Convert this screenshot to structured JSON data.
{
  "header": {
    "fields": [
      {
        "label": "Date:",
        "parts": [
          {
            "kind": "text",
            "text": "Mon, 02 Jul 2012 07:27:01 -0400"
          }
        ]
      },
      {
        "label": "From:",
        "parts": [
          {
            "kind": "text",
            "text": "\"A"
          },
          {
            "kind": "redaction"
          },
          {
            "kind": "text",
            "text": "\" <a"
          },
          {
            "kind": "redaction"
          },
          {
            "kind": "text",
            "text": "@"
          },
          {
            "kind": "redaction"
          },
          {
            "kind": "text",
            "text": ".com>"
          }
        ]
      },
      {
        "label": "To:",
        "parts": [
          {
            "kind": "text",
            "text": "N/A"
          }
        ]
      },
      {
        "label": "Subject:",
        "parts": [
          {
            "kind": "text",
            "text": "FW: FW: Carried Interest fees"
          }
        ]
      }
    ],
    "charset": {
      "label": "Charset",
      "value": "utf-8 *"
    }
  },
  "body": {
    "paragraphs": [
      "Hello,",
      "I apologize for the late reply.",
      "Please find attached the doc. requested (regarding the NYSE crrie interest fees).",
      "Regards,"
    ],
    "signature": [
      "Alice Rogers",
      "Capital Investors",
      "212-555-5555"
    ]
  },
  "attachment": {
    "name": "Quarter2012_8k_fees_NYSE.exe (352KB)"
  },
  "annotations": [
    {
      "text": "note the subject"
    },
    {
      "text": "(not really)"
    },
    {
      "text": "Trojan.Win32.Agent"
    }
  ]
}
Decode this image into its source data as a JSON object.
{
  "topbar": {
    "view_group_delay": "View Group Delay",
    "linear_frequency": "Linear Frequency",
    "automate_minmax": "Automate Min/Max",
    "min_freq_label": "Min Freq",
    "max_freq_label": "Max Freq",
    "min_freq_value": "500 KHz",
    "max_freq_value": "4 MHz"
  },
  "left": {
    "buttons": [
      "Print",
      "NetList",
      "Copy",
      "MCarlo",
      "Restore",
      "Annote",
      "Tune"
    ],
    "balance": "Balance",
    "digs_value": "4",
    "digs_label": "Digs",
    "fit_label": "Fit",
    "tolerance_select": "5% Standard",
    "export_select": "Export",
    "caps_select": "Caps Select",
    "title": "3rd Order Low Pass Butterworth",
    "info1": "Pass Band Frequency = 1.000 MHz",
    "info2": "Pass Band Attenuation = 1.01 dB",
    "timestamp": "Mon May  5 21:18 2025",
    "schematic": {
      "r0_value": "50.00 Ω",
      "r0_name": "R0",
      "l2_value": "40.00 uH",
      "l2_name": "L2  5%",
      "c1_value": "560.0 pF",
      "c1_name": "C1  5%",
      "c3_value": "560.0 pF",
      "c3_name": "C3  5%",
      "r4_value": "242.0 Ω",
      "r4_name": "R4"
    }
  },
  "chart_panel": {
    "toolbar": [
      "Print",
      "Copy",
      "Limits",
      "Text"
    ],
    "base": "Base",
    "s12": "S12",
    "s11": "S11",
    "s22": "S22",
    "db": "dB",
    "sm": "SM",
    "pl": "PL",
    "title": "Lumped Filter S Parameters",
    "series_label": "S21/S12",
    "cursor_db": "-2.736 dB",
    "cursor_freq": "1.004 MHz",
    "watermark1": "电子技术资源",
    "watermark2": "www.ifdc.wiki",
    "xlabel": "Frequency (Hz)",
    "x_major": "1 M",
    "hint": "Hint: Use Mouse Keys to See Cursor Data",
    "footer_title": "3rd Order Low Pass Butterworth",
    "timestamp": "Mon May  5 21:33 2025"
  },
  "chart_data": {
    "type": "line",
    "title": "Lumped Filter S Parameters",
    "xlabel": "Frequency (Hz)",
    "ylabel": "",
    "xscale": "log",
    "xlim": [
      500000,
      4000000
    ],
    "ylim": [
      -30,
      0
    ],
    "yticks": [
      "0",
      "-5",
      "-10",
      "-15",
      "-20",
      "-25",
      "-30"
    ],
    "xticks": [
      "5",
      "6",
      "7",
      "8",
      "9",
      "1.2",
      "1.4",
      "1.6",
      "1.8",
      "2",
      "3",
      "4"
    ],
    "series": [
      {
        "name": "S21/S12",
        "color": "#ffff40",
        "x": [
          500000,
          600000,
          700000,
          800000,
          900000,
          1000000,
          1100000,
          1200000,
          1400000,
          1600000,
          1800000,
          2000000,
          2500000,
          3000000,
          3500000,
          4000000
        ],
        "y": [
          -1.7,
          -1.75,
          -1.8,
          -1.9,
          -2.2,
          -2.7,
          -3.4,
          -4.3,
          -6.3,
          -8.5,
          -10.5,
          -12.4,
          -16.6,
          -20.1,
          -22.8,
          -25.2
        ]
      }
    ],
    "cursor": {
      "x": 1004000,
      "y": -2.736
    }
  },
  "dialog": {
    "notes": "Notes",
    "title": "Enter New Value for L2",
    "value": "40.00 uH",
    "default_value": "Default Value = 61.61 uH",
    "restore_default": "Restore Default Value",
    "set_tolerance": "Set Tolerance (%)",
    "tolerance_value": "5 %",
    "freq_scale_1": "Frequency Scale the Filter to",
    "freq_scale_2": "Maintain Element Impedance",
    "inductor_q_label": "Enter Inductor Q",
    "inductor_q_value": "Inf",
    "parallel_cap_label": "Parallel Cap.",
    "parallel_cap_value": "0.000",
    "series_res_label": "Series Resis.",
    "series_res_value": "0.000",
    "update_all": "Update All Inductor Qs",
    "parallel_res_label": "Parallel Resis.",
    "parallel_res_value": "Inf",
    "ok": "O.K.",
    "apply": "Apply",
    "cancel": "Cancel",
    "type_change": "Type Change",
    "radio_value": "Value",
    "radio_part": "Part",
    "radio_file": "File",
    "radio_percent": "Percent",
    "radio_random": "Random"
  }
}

- - - - -

▶ _Aim_: Identify every line where the string "Default" appears.

▶ _Answer_:
    "default_value": "Default Value = 61.61 uH",
    "restore_default": "Restore Default Value",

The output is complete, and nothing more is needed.